▶ **GIVEN PROBLEM**:
Output the lines that follow exactly as they are.

********************

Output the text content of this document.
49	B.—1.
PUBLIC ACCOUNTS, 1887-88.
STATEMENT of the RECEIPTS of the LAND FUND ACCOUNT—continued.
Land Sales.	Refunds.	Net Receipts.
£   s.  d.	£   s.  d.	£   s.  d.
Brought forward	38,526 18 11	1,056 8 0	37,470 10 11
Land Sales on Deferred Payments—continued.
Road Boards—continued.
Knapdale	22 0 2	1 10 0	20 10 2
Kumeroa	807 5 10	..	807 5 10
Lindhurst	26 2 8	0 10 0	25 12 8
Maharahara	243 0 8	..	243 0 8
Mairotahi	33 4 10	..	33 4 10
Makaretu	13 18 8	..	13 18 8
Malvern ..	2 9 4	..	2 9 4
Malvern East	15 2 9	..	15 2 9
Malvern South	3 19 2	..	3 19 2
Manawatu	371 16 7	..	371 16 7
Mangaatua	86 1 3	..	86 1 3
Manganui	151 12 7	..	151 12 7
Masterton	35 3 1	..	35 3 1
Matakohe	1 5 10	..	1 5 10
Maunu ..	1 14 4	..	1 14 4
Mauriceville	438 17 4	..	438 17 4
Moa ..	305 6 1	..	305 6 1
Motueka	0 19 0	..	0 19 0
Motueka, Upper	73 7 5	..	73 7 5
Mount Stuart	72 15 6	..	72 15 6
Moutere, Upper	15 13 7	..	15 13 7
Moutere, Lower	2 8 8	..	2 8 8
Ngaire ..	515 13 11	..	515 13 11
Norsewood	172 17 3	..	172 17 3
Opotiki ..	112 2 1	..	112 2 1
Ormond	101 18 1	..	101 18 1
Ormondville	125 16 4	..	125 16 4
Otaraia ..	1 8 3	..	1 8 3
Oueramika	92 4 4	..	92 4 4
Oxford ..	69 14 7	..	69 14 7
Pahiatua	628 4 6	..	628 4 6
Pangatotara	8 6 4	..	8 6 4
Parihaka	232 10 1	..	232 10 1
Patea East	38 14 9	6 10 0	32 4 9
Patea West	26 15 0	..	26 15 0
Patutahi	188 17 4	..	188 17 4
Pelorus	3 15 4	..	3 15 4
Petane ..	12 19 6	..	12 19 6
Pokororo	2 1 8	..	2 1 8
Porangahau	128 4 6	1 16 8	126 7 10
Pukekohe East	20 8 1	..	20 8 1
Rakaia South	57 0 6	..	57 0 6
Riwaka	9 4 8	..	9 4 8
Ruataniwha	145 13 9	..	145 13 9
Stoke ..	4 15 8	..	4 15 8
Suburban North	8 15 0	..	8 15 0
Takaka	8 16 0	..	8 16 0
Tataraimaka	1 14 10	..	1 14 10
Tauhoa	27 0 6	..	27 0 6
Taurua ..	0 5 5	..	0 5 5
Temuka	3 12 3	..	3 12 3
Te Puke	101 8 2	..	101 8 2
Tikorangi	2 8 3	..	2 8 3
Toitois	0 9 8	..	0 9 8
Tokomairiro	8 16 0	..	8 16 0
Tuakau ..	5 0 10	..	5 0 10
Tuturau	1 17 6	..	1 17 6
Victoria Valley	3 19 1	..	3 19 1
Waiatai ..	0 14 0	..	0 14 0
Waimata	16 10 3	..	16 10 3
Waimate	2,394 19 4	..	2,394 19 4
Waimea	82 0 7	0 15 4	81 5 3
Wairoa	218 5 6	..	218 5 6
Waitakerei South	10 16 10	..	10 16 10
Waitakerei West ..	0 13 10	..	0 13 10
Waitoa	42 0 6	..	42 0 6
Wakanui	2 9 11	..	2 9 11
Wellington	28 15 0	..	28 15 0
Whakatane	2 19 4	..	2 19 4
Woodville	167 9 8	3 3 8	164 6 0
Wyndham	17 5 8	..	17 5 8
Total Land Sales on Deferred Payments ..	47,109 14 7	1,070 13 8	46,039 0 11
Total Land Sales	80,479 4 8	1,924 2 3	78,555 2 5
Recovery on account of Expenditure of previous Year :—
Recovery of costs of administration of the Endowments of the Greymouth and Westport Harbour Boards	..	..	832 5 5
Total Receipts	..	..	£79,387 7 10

********************

▶ **ANSWER TO THE TASK**:
Output the text content of this document.
49	B.—1.
PUBLIC ACCOUNTS, 1887-88.
STATEMENT of the RECEIPTS of the LAND FUND ACCOUNT—continued.
Land Sales.	Refunds.	Net Receipts.
£   s.  d.	£   s.  d.	£   s.  d.
Brought forward	38,526 18 11	1,056 8 0	37,470 10 11
Land Sales on Deferred Payments—continued.
Road Boards—continued.
Knapdale	22 0 2	1 10 0	20 10 2
Kumeroa	807 5 10	..	807 5 10
Lindhurst	26 2 8	0 10 0	25 12 8
Maharahara	243 0 8	..	243 0 8
Mairotahi	33 4 10	..	33 4 10
Makaretu	13 18 8	..	13 18 8
Malvern ..	2 9 4	..	2 9 4
Malvern East	15 2 9	..	15 2 9
Malvern South	3 19 2	..	3 19 2
Manawatu	371 16 7	..	371 16 7
Mangaatua	86 1 3	..	86 1 3
Manganui	151 12 7	..	151 12 7
Masterton	35 3 1	..	35 3 1
Matakohe	1 5 10	..	1 5 10
Maunu ..	1 14 4	..	1 14 4
Mauriceville	438 17 4	..	438 17 4
Moa ..	305 6 1	..	305 6 1
Motueka	0 19 0	..	0 19 0
Motueka, Upper	73 7 5	..	73 7 5
Mount Stuart	72 15 6	..	72 15 6
Moutere, Upper	15 13 7	..	15 13 7
Moutere, Lower	2 8 8	..	2 8 8
Ngaire ..	515 13 11	..	515 13 11
Norsewood	172 17 3	..	172 17 3
Opotiki ..	112 2 1	..	112 2 1
Ormond	101 18 1	..	101 18 1
Ormondville	125 16 4	..	125 16 4
Otaraia ..	1 8 3	..	1 8 3
Oueramika	92 4 4	..	92 4 4
Oxford ..	69 14 7	..	69 14 7
Pahiatua	628 4 6	..	628 4 6
Pangatotara	8 6 4	..	8 6 4
Parihaka	232 10 1	..	232 10 1
Patea East	38 14 9	6 10 0	32 4 9
Patea West	26 15 0	..	26 15 0
Patutahi	188 17 4	..	188 17 4
Pelorus	3 15 4	..	3 15 4
Petane ..	12 19 6	..	12 19 6
Pokororo	2 1 8	..	2 1 8
Porangahau	128 4 6	1 16 8	126 7 10
Pukekohe East	20 8 1	..	20 8 1
Rakaia South	57 0 6	..	57 0 6
Riwaka	9 4 8	..	9 4 8
Ruataniwha	145 13 9	..	145 13 9
Stoke ..	4 15 8	..	4 15 8
Suburban North	8 15 0	..	8 15 0
Takaka	8 16 0	..	8 16 0
Tataraimaka	1 14 10	..	1 14 10
Tauhoa	27 0 6	..	27 0 6
Taurua ..	0 5 5	..	0 5 5
Temuka	3 12 3	..	3 12 3
Te Puke	101 8 2	..	101 8 2
Tikorangi	2 8 3	..	2 8 3
Toitois	0 9 8	..	0 9 8
Tokomairiro	8 16 0	..	8 16 0
Tuakau ..	5 0 10	..	5 0 10
Tuturau	1 17 6	..	1 17 6
Victoria Valley	3 19 1	..	3 19 1
Waiatai ..	0 14 0	..	0 14 0
Waimata	16 10 3	..	16 10 3
Waimate	2,394 19 4	..	2,394 19 4
Waimea	82 0 7	0 15 4	81 5 3
Wairoa	218 5 6	..	218 5 6
Waitakerei South	10 16 10	..	10 16 10
Waitakerei West ..	0 13 10	..	0 13 10
Waitoa	42 0 6	..	42 0 6
Wakanui	2 9 11	..	2 9 11
Wellington	28 15 0	..	28 15 0
Whakatane	2 19 4	..	2 19 4
Woodville	167 9 8	3 3 8	164 6 0
Wyndham	17 5 8	..	17 5 8
Total Land Sales on Deferred Payments ..	47,109 14 7	1,070 13 8	46,039 0 11
Total Land Sales	80,479 4 8	1,924 2 3	78,555 2 5
Recovery on account of Expenditure of previous Year :—
Recovery of costs of administration of the Endowments of the Greymouth and Westport Harbour Boards	..	..	832 5 5
Total Receipts	..	..	£79,387 7 10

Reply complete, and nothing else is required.